◆ RECORDED DATA
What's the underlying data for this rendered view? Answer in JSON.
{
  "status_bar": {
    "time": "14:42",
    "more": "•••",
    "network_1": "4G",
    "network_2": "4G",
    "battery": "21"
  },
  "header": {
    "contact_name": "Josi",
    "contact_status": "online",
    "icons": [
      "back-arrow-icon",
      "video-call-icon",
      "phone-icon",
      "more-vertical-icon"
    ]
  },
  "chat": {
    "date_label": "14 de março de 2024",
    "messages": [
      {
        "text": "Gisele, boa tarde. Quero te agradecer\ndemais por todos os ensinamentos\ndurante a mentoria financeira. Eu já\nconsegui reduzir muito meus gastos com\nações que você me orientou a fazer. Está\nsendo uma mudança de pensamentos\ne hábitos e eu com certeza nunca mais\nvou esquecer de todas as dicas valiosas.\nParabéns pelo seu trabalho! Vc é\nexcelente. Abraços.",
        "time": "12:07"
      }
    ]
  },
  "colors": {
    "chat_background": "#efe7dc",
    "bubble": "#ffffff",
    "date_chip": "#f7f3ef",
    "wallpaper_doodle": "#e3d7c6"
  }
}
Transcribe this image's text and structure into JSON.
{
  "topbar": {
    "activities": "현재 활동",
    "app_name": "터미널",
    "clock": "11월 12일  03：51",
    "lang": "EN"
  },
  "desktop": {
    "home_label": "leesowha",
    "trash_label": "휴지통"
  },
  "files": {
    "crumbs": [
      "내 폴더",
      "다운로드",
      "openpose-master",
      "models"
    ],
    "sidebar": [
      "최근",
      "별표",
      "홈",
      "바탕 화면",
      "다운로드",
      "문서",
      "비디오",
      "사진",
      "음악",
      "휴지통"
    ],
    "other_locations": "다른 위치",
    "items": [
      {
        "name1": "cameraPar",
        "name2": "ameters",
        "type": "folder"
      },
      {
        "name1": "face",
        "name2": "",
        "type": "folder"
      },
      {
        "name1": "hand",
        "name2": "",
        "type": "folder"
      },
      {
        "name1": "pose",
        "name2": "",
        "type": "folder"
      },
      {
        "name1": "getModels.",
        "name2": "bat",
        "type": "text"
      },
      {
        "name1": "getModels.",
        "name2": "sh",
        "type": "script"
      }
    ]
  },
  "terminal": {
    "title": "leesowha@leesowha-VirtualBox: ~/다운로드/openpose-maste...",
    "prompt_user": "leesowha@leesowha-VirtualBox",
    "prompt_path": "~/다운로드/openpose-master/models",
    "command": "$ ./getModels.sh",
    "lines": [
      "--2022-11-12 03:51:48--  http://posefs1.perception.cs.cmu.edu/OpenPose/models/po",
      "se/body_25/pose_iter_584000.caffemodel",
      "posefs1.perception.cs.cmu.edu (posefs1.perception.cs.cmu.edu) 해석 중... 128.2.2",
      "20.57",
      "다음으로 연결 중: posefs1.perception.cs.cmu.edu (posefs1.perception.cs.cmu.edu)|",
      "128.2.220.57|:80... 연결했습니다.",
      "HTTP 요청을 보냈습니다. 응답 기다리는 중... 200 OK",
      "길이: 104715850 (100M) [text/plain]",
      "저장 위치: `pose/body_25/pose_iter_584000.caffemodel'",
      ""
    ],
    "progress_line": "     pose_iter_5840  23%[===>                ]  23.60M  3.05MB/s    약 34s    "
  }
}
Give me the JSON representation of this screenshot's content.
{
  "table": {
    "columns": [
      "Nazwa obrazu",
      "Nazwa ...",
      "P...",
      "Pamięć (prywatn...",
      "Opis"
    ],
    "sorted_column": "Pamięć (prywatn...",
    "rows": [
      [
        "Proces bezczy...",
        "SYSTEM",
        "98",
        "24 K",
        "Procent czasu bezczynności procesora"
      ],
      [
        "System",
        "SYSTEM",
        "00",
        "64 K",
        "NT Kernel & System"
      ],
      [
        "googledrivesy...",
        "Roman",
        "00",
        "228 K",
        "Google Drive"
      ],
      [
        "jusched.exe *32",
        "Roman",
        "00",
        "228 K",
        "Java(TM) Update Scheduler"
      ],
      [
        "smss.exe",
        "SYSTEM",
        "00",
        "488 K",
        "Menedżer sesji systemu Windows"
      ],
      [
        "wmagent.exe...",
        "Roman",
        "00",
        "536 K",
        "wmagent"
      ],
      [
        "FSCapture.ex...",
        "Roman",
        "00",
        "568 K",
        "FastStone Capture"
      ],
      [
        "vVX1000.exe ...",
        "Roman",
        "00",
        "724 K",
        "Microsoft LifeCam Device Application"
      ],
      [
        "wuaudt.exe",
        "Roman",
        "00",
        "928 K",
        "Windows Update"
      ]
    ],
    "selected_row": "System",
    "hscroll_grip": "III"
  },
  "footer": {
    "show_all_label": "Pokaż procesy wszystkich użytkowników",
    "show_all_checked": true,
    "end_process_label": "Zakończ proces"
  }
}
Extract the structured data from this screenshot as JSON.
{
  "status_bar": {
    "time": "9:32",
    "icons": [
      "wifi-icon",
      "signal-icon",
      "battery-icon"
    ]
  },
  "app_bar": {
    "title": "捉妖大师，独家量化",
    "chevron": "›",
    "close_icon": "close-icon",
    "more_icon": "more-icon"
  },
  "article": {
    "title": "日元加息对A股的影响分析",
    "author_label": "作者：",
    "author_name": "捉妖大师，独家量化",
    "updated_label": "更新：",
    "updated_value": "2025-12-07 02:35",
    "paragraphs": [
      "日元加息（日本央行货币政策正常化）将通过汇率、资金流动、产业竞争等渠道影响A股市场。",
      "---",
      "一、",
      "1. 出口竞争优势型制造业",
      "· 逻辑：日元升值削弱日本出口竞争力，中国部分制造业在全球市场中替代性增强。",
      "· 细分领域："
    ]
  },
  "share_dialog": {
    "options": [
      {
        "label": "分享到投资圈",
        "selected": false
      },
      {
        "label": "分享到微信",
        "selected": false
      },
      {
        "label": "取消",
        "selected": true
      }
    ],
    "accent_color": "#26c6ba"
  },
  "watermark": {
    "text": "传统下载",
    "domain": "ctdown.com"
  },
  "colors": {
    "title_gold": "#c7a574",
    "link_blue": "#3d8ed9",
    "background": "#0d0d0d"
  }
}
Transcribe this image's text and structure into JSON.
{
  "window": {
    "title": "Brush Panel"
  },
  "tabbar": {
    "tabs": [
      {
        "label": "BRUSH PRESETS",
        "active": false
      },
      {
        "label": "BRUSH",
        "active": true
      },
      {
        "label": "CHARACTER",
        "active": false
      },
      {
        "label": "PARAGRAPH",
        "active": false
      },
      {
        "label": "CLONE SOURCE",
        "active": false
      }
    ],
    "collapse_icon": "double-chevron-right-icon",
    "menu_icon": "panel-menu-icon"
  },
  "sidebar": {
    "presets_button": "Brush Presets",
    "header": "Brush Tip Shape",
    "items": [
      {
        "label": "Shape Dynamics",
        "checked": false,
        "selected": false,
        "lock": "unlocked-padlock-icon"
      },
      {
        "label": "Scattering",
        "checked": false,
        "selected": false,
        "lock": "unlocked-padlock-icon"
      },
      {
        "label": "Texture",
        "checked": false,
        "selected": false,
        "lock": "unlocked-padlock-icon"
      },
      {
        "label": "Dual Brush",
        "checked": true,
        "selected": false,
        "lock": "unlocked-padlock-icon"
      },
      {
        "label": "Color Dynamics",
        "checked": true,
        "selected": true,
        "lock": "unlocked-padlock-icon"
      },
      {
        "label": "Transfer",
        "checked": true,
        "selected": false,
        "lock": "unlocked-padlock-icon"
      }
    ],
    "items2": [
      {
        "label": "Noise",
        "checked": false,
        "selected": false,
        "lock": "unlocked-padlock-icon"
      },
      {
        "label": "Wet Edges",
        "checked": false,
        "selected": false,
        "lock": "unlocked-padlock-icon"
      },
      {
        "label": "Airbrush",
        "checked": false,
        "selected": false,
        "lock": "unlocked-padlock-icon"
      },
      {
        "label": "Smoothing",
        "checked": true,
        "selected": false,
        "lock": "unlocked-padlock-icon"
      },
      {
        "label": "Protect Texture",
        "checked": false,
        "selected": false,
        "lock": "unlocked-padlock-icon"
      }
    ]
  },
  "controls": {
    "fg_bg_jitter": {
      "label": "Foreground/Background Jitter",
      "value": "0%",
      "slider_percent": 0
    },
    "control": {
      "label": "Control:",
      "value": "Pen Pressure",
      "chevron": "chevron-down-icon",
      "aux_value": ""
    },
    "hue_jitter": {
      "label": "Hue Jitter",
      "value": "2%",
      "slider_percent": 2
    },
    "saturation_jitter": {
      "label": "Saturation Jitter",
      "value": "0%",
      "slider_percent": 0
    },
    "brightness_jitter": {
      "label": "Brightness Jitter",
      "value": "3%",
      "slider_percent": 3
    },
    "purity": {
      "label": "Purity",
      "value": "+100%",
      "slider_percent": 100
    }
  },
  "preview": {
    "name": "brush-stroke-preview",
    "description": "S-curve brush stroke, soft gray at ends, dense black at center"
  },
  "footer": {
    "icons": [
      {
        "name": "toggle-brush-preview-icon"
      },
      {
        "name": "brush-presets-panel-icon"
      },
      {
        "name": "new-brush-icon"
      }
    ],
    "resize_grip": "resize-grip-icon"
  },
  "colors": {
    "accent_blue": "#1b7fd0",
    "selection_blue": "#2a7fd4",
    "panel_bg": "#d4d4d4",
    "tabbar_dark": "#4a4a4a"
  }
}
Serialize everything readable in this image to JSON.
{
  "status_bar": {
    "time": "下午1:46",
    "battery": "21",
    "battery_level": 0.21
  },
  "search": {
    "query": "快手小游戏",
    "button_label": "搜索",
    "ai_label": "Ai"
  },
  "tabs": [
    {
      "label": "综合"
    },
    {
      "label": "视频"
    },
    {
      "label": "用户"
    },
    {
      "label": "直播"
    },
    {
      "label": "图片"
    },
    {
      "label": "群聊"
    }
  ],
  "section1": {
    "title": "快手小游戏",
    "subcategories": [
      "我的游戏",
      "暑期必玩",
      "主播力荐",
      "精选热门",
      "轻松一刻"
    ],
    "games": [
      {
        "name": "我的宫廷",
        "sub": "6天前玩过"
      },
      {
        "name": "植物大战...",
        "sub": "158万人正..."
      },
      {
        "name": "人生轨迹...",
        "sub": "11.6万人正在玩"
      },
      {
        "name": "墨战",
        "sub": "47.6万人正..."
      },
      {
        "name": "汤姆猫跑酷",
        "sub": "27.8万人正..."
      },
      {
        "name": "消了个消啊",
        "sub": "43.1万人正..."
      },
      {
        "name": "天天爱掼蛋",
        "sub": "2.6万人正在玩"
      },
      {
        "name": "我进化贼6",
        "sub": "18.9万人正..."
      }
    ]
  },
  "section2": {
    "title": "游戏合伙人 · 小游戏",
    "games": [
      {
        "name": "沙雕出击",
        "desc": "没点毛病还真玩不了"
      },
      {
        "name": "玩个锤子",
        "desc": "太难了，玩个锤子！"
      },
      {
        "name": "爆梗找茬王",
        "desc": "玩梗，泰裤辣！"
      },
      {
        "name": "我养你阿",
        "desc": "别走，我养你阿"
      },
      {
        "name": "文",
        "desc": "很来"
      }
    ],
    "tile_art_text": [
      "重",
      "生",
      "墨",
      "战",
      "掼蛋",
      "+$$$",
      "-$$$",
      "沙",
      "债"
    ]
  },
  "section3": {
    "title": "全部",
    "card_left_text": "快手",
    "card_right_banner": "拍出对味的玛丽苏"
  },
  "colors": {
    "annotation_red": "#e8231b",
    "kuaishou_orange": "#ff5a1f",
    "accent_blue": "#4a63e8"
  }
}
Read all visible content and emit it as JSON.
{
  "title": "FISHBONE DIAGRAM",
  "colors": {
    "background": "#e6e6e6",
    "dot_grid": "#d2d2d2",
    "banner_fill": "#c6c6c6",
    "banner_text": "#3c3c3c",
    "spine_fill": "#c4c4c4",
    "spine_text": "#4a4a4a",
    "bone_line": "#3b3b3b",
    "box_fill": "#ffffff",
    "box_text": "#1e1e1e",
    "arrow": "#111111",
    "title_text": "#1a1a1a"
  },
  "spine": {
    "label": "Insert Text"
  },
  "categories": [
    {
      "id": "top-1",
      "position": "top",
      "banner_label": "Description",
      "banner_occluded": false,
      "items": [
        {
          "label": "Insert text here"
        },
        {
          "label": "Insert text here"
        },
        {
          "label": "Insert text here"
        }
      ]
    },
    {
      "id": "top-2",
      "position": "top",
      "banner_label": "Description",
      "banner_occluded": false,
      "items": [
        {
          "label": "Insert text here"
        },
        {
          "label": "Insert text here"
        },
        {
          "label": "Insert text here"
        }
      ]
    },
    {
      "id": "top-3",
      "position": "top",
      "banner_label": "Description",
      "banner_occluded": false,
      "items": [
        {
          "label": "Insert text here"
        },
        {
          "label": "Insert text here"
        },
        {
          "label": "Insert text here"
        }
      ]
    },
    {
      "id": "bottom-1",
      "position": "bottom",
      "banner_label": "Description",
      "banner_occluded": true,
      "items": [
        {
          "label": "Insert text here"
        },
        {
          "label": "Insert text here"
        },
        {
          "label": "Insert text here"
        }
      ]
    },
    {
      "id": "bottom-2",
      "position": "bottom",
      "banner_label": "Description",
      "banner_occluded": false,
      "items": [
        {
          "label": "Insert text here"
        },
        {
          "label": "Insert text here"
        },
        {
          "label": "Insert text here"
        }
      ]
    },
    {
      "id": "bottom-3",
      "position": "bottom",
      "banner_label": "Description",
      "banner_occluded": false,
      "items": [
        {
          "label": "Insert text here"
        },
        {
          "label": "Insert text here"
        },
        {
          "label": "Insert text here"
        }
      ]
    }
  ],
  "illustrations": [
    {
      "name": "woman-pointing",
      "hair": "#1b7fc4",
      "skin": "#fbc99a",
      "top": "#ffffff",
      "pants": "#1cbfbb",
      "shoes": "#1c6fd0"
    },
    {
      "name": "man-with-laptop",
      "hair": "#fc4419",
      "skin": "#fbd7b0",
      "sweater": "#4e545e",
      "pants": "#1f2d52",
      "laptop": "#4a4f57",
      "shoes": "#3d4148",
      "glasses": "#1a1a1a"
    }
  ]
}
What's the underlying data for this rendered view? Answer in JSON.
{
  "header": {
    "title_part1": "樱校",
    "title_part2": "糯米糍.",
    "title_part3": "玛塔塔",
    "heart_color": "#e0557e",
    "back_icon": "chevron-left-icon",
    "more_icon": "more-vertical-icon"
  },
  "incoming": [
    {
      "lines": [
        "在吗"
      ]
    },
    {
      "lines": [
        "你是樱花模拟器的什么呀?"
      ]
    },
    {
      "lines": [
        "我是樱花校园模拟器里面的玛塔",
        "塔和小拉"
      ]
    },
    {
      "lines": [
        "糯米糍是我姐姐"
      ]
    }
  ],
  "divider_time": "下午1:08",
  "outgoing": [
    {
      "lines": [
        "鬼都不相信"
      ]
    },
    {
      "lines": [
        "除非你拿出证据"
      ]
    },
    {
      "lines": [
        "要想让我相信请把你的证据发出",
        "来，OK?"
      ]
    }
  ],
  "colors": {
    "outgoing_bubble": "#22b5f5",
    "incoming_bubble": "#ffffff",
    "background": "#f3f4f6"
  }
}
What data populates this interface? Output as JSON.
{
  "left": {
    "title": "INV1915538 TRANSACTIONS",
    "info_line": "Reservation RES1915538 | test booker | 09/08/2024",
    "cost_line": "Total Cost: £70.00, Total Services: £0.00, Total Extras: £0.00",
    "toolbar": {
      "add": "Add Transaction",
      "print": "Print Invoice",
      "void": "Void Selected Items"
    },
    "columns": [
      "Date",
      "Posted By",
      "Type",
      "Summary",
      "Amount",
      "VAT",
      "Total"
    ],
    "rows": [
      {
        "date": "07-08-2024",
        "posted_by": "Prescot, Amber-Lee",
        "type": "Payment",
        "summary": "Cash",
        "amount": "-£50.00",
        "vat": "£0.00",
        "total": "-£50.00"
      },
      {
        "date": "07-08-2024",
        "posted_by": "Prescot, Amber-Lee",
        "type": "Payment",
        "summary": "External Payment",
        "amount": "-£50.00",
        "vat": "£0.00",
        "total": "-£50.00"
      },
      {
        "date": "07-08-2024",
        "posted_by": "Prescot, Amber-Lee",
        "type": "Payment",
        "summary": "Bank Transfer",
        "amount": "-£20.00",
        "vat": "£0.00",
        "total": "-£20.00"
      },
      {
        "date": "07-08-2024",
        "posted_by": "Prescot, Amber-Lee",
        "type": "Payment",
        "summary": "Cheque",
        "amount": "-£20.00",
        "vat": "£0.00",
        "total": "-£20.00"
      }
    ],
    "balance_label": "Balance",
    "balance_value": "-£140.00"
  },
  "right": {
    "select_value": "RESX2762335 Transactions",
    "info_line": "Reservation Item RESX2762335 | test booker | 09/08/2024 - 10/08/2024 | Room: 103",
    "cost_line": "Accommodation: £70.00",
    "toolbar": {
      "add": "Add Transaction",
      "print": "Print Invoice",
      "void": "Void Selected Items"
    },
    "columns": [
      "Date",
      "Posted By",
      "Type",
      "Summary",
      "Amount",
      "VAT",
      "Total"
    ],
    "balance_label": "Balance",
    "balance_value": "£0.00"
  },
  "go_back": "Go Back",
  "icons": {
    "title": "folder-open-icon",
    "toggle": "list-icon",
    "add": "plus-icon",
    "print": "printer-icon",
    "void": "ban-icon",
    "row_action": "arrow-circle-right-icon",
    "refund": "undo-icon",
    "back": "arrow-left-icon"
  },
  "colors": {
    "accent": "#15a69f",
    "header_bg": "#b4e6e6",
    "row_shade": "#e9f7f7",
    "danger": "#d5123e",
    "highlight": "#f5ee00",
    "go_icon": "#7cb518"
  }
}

◆ WORK REQUIRED
Gather up the lines that contain the word "Shape".

◆ RESPONSE
    "header": "Brush Tip Shape",
        "label": "Shape Dynamics",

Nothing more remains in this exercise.